▸ **Information given**:
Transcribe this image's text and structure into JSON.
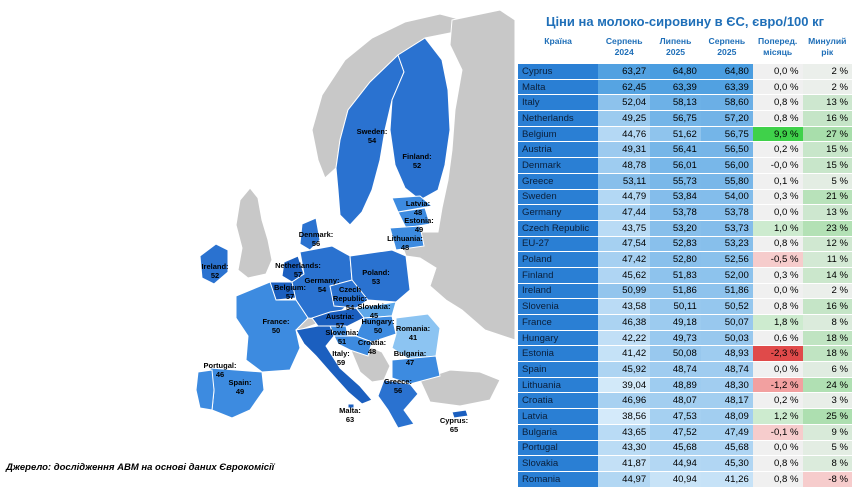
{
  "title": "Ціни на молоко-сировину в ЄС, євро/100 кг",
  "source": "Джерело: дослідження АВМ на основі даних Єврокомісії",
  "columns": [
    "Країна",
    "Серпень 2024",
    "Липень 2025",
    "Серпень 2025",
    "Поперед. місяць",
    "Минулий рік"
  ],
  "column_lines": [
    [
      "Країна"
    ],
    [
      "Серпень",
      "2024"
    ],
    [
      "Липень",
      "2025"
    ],
    [
      "Серпень",
      "2025"
    ],
    [
      "Поперед.",
      "місяць"
    ],
    [
      "Минулий",
      "рік"
    ]
  ],
  "chart_data": [
    {
      "type": "table",
      "columns": [
        "Країна",
        "Серпень 2024",
        "Липень 2025",
        "Серпень 2025",
        "Поперед. місяць",
        "Минулий рік"
      ],
      "rows": [
        [
          "Cyprus",
          "63,27",
          "64,80",
          "64,80",
          "0,0 %",
          "2 %"
        ],
        [
          "Malta",
          "62,45",
          "63,39",
          "63,39",
          "0,0 %",
          "2 %"
        ],
        [
          "Italy",
          "52,04",
          "58,13",
          "58,60",
          "0,8 %",
          "13 %"
        ],
        [
          "Netherlands",
          "49,25",
          "56,75",
          "57,20",
          "0,8 %",
          "16 %"
        ],
        [
          "Belgium",
          "44,76",
          "51,62",
          "56,75",
          "9,9 %",
          "27 %"
        ],
        [
          "Austria",
          "49,31",
          "56,41",
          "56,50",
          "0,2 %",
          "15 %"
        ],
        [
          "Denmark",
          "48,78",
          "56,01",
          "56,00",
          "-0,0 %",
          "15 %"
        ],
        [
          "Greece",
          "53,11",
          "55,73",
          "55,80",
          "0,1 %",
          "5 %"
        ],
        [
          "Sweden",
          "44,79",
          "53,84",
          "54,00",
          "0,3 %",
          "21 %"
        ],
        [
          "Germany",
          "47,44",
          "53,78",
          "53,78",
          "0,0 %",
          "13 %"
        ],
        [
          "Czech Republic",
          "43,75",
          "53,20",
          "53,73",
          "1,0 %",
          "23 %"
        ],
        [
          "EU-27",
          "47,54",
          "52,83",
          "53,23",
          "0,8 %",
          "12 %"
        ],
        [
          "Poland",
          "47,42",
          "52,80",
          "52,56",
          "-0,5 %",
          "11 %"
        ],
        [
          "Finland",
          "45,62",
          "51,83",
          "52,00",
          "0,3 %",
          "14 %"
        ],
        [
          "Ireland",
          "50,99",
          "51,86",
          "51,86",
          "0,0 %",
          "2 %"
        ],
        [
          "Slovenia",
          "43,58",
          "50,11",
          "50,52",
          "0,8 %",
          "16 %"
        ],
        [
          "France",
          "46,38",
          "49,18",
          "50,07",
          "1,8 %",
          "8 %"
        ],
        [
          "Hungary",
          "42,22",
          "49,73",
          "50,03",
          "0,6 %",
          "18 %"
        ],
        [
          "Estonia",
          "41,42",
          "50,08",
          "48,93",
          "-2,3 %",
          "18 %"
        ],
        [
          "Spain",
          "45,92",
          "48,74",
          "48,74",
          "0,0 %",
          "6 %"
        ],
        [
          "Lithuania",
          "39,04",
          "48,89",
          "48,30",
          "-1,2 %",
          "24 %"
        ],
        [
          "Croatia",
          "46,96",
          "48,07",
          "48,17",
          "0,2 %",
          "3 %"
        ],
        [
          "Latvia",
          "38,56",
          "47,53",
          "48,09",
          "1,2 %",
          "25 %"
        ],
        [
          "Bulgaria",
          "43,65",
          "47,52",
          "47,49",
          "-0,1 %",
          "9 %"
        ],
        [
          "Portugal",
          "43,30",
          "45,68",
          "45,68",
          "0,0 %",
          "5 %"
        ],
        [
          "Slovakia",
          "41,87",
          "44,94",
          "45,30",
          "0,8 %",
          "8 %"
        ],
        [
          "Romania",
          "44,97",
          "40,94",
          "41,26",
          "0,8 %",
          "-8 %"
        ]
      ],
      "row_label_color": "#2a7fd4",
      "number_color_range": [
        "#c6e2f7",
        "#4a9de0"
      ]
    },
    {
      "type": "heatmap",
      "map_labels": [
        [
          "Sweden",
          "54"
        ],
        [
          "Finland",
          "52"
        ],
        [
          "Latvia",
          "48"
        ],
        [
          "Estonia",
          "49"
        ],
        [
          "Lithuania",
          "48"
        ],
        [
          "Denmark",
          "56"
        ],
        [
          "Ireland",
          "52"
        ],
        [
          "Netherlands",
          "57"
        ],
        [
          "Germany",
          "54"
        ],
        [
          "Poland",
          "53"
        ],
        [
          "Belgium",
          "57"
        ],
        [
          "Czech Republic",
          "54"
        ],
        [
          "Slovakia",
          "45"
        ],
        [
          "France",
          "50"
        ],
        [
          "Austria",
          "57"
        ],
        [
          "Hungary",
          "50"
        ],
        [
          "Slovenia",
          "51"
        ],
        [
          "Romania",
          "41"
        ],
        [
          "Croatia",
          "48"
        ],
        [
          "Bulgaria",
          "47"
        ],
        [
          "Italy",
          "59"
        ],
        [
          "Portugal",
          "46"
        ],
        [
          "Spain",
          "49"
        ],
        [
          "Greece",
          "56"
        ],
        [
          "Malta",
          "63"
        ],
        [
          "Cyprus",
          "65"
        ]
      ],
      "map_colors": {
        "high": "#1b5fbf",
        "mid": "#3d8be0",
        "low": "#8cc4f2",
        "non_eu": "#c8c8c8"
      }
    }
  ],
  "map_text": [
    {
      "lines": [
        "Sweden:",
        "54"
      ]
    },
    {
      "lines": [
        "Finland:",
        "52"
      ]
    },
    {
      "lines": [
        "Latvia:",
        "48"
      ]
    },
    {
      "lines": [
        "Estonia:",
        "49"
      ]
    },
    {
      "lines": [
        "Lithuania:",
        "48"
      ]
    },
    {
      "lines": [
        "Denmark:",
        "56"
      ]
    },
    {
      "lines": [
        "Ireland:",
        "52"
      ]
    },
    {
      "lines": [
        "Netherlands:",
        "57"
      ]
    },
    {
      "lines": [
        "Germany:",
        "54"
      ]
    },
    {
      "lines": [
        "Poland:",
        "53"
      ]
    },
    {
      "lines": [
        "Belgium:",
        "57"
      ]
    },
    {
      "lines": [
        "Czech",
        "Republic:",
        "54"
      ]
    },
    {
      "lines": [
        "Slovakia:",
        "45"
      ]
    },
    {
      "lines": [
        "France:",
        "50"
      ]
    },
    {
      "lines": [
        "Austria:",
        "57"
      ]
    },
    {
      "lines": [
        "Hungary:",
        "50"
      ]
    },
    {
      "lines": [
        "Slovenia:",
        "51"
      ]
    },
    {
      "lines": [
        "Romania:",
        "41"
      ]
    },
    {
      "lines": [
        "Croatia:",
        "48"
      ]
    },
    {
      "lines": [
        "Bulgaria:",
        "47"
      ]
    },
    {
      "lines": [
        "Italy:",
        "59"
      ]
    },
    {
      "lines": [
        "Portugal:",
        "46"
      ]
    },
    {
      "lines": [
        "Spain:",
        "49"
      ]
    },
    {
      "lines": [
        "Greece:",
        "56"
      ]
    },
    {
      "lines": [
        "Malta:",
        "63"
      ]
    },
    {
      "lines": [
        "Cyprus:",
        "65"
      ]
    }
  ]
}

▸ **Exercise description**: Reproduce all of the data exactly, omitting each picture it holds.

▸ **Full output**:
Transcribe this image's text and structure into JSON.
{
  "title": "Ціни на молоко-сировину в ЄС, євро/100 кг",
  "source": "Джерело: дослідження АВМ на основі даних Єврокомісії",
  "columns": [
    "Країна",
    "Серпень 2024",
    "Липень 2025",
    "Серпень 2025",
    "Поперед. місяць",
    "Минулий рік"
  ],
  "column_lines": [
    [
      "Країна"
    ],
    [
      "Серпень",
      "2024"
    ],
    [
      "Липень",
      "2025"
    ],
    [
      "Серпень",
      "2025"
    ],
    [
      "Поперед.",
      "місяць"
    ],
    [
      "Минулий",
      "рік"
    ]
  ],
  "chart_data": [
    {
      "type": "table",
      "columns": [
        "Країна",
        "Серпень 2024",
        "Липень 2025",
        "Серпень 2025",
        "Поперед. місяць",
        "Минулий рік"
      ],
      "rows": [
        [
          "Cyprus",
          "63,27",
          "64,80",
          "64,80",
          "0,0 %",
          "2 %"
        ],
        [
          "Malta",
          "62,45",
          "63,39",
          "63,39",
          "0,0 %",
          "2 %"
        ],
        [
          "Italy",
          "52,04",
          "58,13",
          "58,60",
          "0,8 %",
          "13 %"
        ],
        [
          "Netherlands",
          "49,25",
          "56,75",
          "57,20",
          "0,8 %",
          "16 %"
        ],
        [
          "Belgium",
          "44,76",
          "51,62",
          "56,75",
          "9,9 %",
          "27 %"
        ],
        [
          "Austria",
          "49,31",
          "56,41",
          "56,50",
          "0,2 %",
          "15 %"
        ],
        [
          "Denmark",
          "48,78",
          "56,01",
          "56,00",
          "-0,0 %",
          "15 %"
        ],
        [
          "Greece",
          "53,11",
          "55,73",
          "55,80",
          "0,1 %",
          "5 %"
        ],
        [
          "Sweden",
          "44,79",
          "53,84",
          "54,00",
          "0,3 %",
          "21 %"
        ],
        [
          "Germany",
          "47,44",
          "53,78",
          "53,78",
          "0,0 %",
          "13 %"
        ],
        [
          "Czech Republic",
          "43,75",
          "53,20",
          "53,73",
          "1,0 %",
          "23 %"
        ],
        [
          "EU-27",
          "47,54",
          "52,83",
          "53,23",
          "0,8 %",
          "12 %"
        ],
        [
          "Poland",
          "47,42",
          "52,80",
          "52,56",
          "-0,5 %",
          "11 %"
        ],
        [
          "Finland",
          "45,62",
          "51,83",
          "52,00",
          "0,3 %",
          "14 %"
        ],
        [
          "Ireland",
          "50,99",
          "51,86",
          "51,86",
          "0,0 %",
          "2 %"
        ],
        [
          "Slovenia",
          "43,58",
          "50,11",
          "50,52",
          "0,8 %",
          "16 %"
        ],
        [
          "France",
          "46,38",
          "49,18",
          "50,07",
          "1,8 %",
          "8 %"
        ],
        [
          "Hungary",
          "42,22",
          "49,73",
          "50,03",
          "0,6 %",
          "18 %"
        ],
        [
          "Estonia",
          "41,42",
          "50,08",
          "48,93",
          "-2,3 %",
          "18 %"
        ],
        [
          "Spain",
          "45,92",
          "48,74",
          "48,74",
          "0,0 %",
          "6 %"
        ],
        [
          "Lithuania",
          "39,04",
          "48,89",
          "48,30",
          "-1,2 %",
          "24 %"
        ],
        [
          "Croatia",
          "46,96",
          "48,07",
          "48,17",
          "0,2 %",
          "3 %"
        ],
        [
          "Latvia",
          "38,56",
          "47,53",
          "48,09",
          "1,2 %",
          "25 %"
        ],
        [
          "Bulgaria",
          "43,65",
          "47,52",
          "47,49",
          "-0,1 %",
          "9 %"
        ],
        [
          "Portugal",
          "43,30",
          "45,68",
          "45,68",
          "0,0 %",
          "5 %"
        ],
        [
          "Slovakia",
          "41,87",
          "44,94",
          "45,30",
          "0,8 %",
          "8 %"
        ],
        [
          "Romania",
          "44,97",
          "40,94",
          "41,26",
          "0,8 %",
          "-8 %"
        ]
      ],
      "row_label_color": "#2a7fd4",
      "number_color_range": [
        "#c6e2f7",
        "#4a9de0"
      ]
    },
    {
      "type": "heatmap",
      "map_labels": [
        [
          "Sweden",
          "54"
        ],
        [
          "Finland",
          "52"
        ],
        [
          "Latvia",
          "48"
        ],
        [
          "Estonia",
          "49"
        ],
        [
          "Lithuania",
          "48"
        ],
        [
          "Denmark",
          "56"
        ],
        [
          "Ireland",
          "52"
        ],
        [
          "Netherlands",
          "57"
        ],
        [
          "Germany",
          "54"
        ],
        [
          "Poland",
          "53"
        ],
        [
          "Belgium",
          "57"
        ],
        [
          "Czech Republic",
          "54"
        ],
        [
          "Slovakia",
          "45"
        ],
        [
          "France",
          "50"
        ],
        [
          "Austria",
          "57"
        ],
        [
          "Hungary",
          "50"
        ],
        [
          "Slovenia",
          "51"
        ],
        [
          "Romania",
          "41"
        ],
        [
          "Croatia",
          "48"
        ],
        [
          "Bulgaria",
          "47"
        ],
        [
          "Italy",
          "59"
        ],
        [
          "Portugal",
          "46"
        ],
        [
          "Spain",
          "49"
        ],
        [
          "Greece",
          "56"
        ],
        [
          "Malta",
          "63"
        ],
        [
          "Cyprus",
          "65"
        ]
      ],
      "map_colors": {
        "high": "#1b5fbf",
        "mid": "#3d8be0",
        "low": "#8cc4f2",
        "non_eu": "#c8c8c8"
      }
    }
  ],
  "map_text": [
    {
      "lines": [
        "Sweden:",
        "54"
      ]
    },
    {
      "lines": [
        "Finland:",
        "52"
      ]
    },
    {
      "lines": [
        "Latvia:",
        "48"
      ]
    },
    {
      "lines": [
        "Estonia:",
        "49"
      ]
    },
    {
      "lines": [
        "Lithuania:",
        "48"
      ]
    },
    {
      "lines": [
        "Denmark:",
        "56"
      ]
    },
    {
      "lines": [
        "Ireland:",
        "52"
      ]
    },
    {
      "lines": [
        "Netherlands:",
        "57"
      ]
    },
    {
      "lines": [
        "Germany:",
        "54"
      ]
    },
    {
      "lines": [
        "Poland:",
        "53"
      ]
    },
    {
      "lines": [
        "Belgium:",
        "57"
      ]
    },
    {
      "lines": [
        "Czech",
        "Republic:",
        "54"
      ]
    },
    {
      "lines": [
        "Slovakia:",
        "45"
      ]
    },
    {
      "lines": [
        "France:",
        "50"
      ]
    },
    {
      "lines": [
        "Austria:",
        "57"
      ]
    },
    {
      "lines": [
        "Hungary:",
        "50"
      ]
    },
    {
      "lines": [
        "Slovenia:",
        "51"
      ]
    },
    {
      "lines": [
        "Romania:",
        "41"
      ]
    },
    {
      "lines": [
        "Croatia:",
        "48"
      ]
    },
    {
      "lines": [
        "Bulgaria:",
        "47"
      ]
    },
    {
      "lines": [
        "Italy:",
        "59"
      ]
    },
    {
      "lines": [
        "Portugal:",
        "46"
      ]
    },
    {
      "lines": [
        "Spain:",
        "49"
      ]
    },
    {
      "lines": [
        "Greece:",
        "56"
      ]
    },
    {
      "lines": [
        "Malta:",
        "63"
      ]
    },
    {
      "lines": [
        "Cyprus:",
        "65"
      ]
    }
  ]
}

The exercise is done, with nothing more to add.